**What this task involves:**
Copy the records below exactly, leaving out any pictures.

**Task material:**

---

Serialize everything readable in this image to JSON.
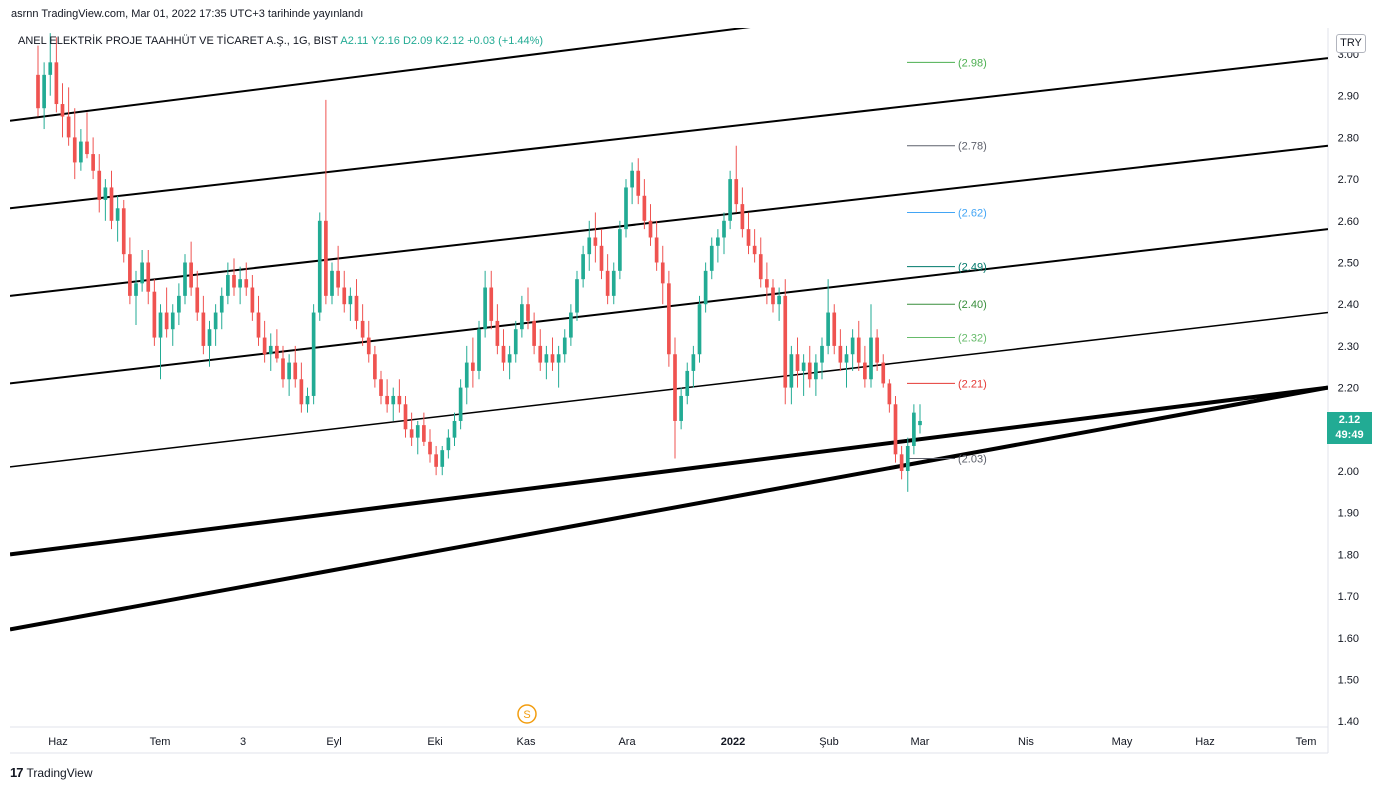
{
  "header": {
    "publish_line": "asrnn TradingView.com, Mar 01, 2022 17:35 UTC+3 tarihinde yayınlandı"
  },
  "legend": {
    "symbol": "ANEL ELEKTRİK PROJE TAAHHÜT VE TİCARET A.Ş., 1G, BIST",
    "o": "A2.11",
    "h": "Y2.16",
    "l": "D2.09",
    "c": "K2.12",
    "change": "+0.03 (+1.44%)"
  },
  "currency_badge": "TRY",
  "last_price": {
    "price": "2.12",
    "countdown": "49:49"
  },
  "footer": {
    "logo_mark": "17",
    "brand": "TradingView"
  },
  "colors": {
    "up": "#22ab94",
    "down": "#ef5350",
    "channel": "#000000",
    "grid_text": "#131722"
  },
  "chart_data": {
    "type": "candlestick",
    "title": "",
    "y_ticks": [
      "3.00",
      "2.90",
      "2.80",
      "2.70",
      "2.60",
      "2.50",
      "2.40",
      "2.30",
      "2.20",
      "2.10",
      "2.00",
      "1.90",
      "1.80",
      "1.70",
      "1.60",
      "1.50",
      "1.40"
    ],
    "ylim": [
      1.4,
      3.02
    ],
    "x_ticks": [
      "Haz",
      "Tem",
      "3",
      "Eyl",
      "Eki",
      "Kas",
      "Ara",
      "2022",
      "Şub",
      "Mar",
      "Nis",
      "May",
      "Haz",
      "Tem"
    ],
    "x_tick_bold": [
      "2022"
    ],
    "grid": false,
    "events": [
      {
        "label": "S",
        "x_bar": 126
      }
    ],
    "price_levels": [
      {
        "value": 2.98,
        "label": "(2.98)",
        "color": "#4caf50"
      },
      {
        "value": 2.78,
        "label": "(2.78)",
        "color": "#5d606b"
      },
      {
        "value": 2.62,
        "label": "(2.62)",
        "color": "#42a5f5"
      },
      {
        "value": 2.49,
        "label": "(2.49)",
        "color": "#00796b"
      },
      {
        "value": 2.4,
        "label": "(2.40)",
        "color": "#388e3c"
      },
      {
        "value": 2.32,
        "label": "(2.32)",
        "color": "#66bb6a"
      },
      {
        "value": 2.21,
        "label": "(2.21)",
        "color": "#e53935"
      },
      {
        "value": 2.03,
        "label": "(2.03)",
        "color": "#5d606b"
      }
    ],
    "channel_lines": [
      {
        "start": 2.84,
        "end": 3.24,
        "width": 2
      },
      {
        "start": 2.63,
        "end": 2.99,
        "width": 2
      },
      {
        "start": 2.42,
        "end": 2.78,
        "width": 2
      },
      {
        "start": 2.21,
        "end": 2.58,
        "width": 2
      },
      {
        "start": 2.01,
        "end": 2.38,
        "width": 1.5
      },
      {
        "start": 1.8,
        "end": 2.2,
        "width": 4
      },
      {
        "start": 1.62,
        "end": 2.2,
        "width": 4
      }
    ],
    "candles_ohlc_approx": "daily BIST bars Jun 2021 - Mar 2022, last bar O 2.11 H 2.16 L 2.09 C 2.12"
  }
}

---

**Expected answer:**
Serialize everything readable in this image to JSON.
{
  "header": {
    "publish_line": "asrnn TradingView.com, Mar 01, 2022 17:35 UTC+3 tarihinde yayınlandı"
  },
  "legend": {
    "symbol": "ANEL ELEKTRİK PROJE TAAHHÜT VE TİCARET A.Ş., 1G, BIST",
    "o": "A2.11",
    "h": "Y2.16",
    "l": "D2.09",
    "c": "K2.12",
    "change": "+0.03 (+1.44%)"
  },
  "currency_badge": "TRY",
  "last_price": {
    "price": "2.12",
    "countdown": "49:49"
  },
  "footer": {
    "logo_mark": "17",
    "brand": "TradingView"
  },
  "colors": {
    "up": "#22ab94",
    "down": "#ef5350",
    "channel": "#000000",
    "grid_text": "#131722"
  },
  "chart_data": {
    "type": "candlestick",
    "title": "",
    "y_ticks": [
      "3.00",
      "2.90",
      "2.80",
      "2.70",
      "2.60",
      "2.50",
      "2.40",
      "2.30",
      "2.20",
      "2.10",
      "2.00",
      "1.90",
      "1.80",
      "1.70",
      "1.60",
      "1.50",
      "1.40"
    ],
    "ylim": [
      1.4,
      3.02
    ],
    "x_ticks": [
      "Haz",
      "Tem",
      "3",
      "Eyl",
      "Eki",
      "Kas",
      "Ara",
      "2022",
      "Şub",
      "Mar",
      "Nis",
      "May",
      "Haz",
      "Tem"
    ],
    "x_tick_bold": [
      "2022"
    ],
    "grid": false,
    "events": [
      {
        "label": "S",
        "x_bar": 126
      }
    ],
    "price_levels": [
      {
        "value": 2.98,
        "label": "(2.98)",
        "color": "#4caf50"
      },
      {
        "value": 2.78,
        "label": "(2.78)",
        "color": "#5d606b"
      },
      {
        "value": 2.62,
        "label": "(2.62)",
        "color": "#42a5f5"
      },
      {
        "value": 2.49,
        "label": "(2.49)",
        "color": "#00796b"
      },
      {
        "value": 2.4,
        "label": "(2.40)",
        "color": "#388e3c"
      },
      {
        "value": 2.32,
        "label": "(2.32)",
        "color": "#66bb6a"
      },
      {
        "value": 2.21,
        "label": "(2.21)",
        "color": "#e53935"
      },
      {
        "value": 2.03,
        "label": "(2.03)",
        "color": "#5d606b"
      }
    ],
    "channel_lines": [
      {
        "start": 2.84,
        "end": 3.24,
        "width": 2
      },
      {
        "start": 2.63,
        "end": 2.99,
        "width": 2
      },
      {
        "start": 2.42,
        "end": 2.78,
        "width": 2
      },
      {
        "start": 2.21,
        "end": 2.58,
        "width": 2
      },
      {
        "start": 2.01,
        "end": 2.38,
        "width": 1.5
      },
      {
        "start": 1.8,
        "end": 2.2,
        "width": 4
      },
      {
        "start": 1.62,
        "end": 2.2,
        "width": 4
      }
    ],
    "candles_ohlc_approx": "daily BIST bars Jun 2021 - Mar 2022, last bar O 2.11 H 2.16 L 2.09 C 2.12"
  }
}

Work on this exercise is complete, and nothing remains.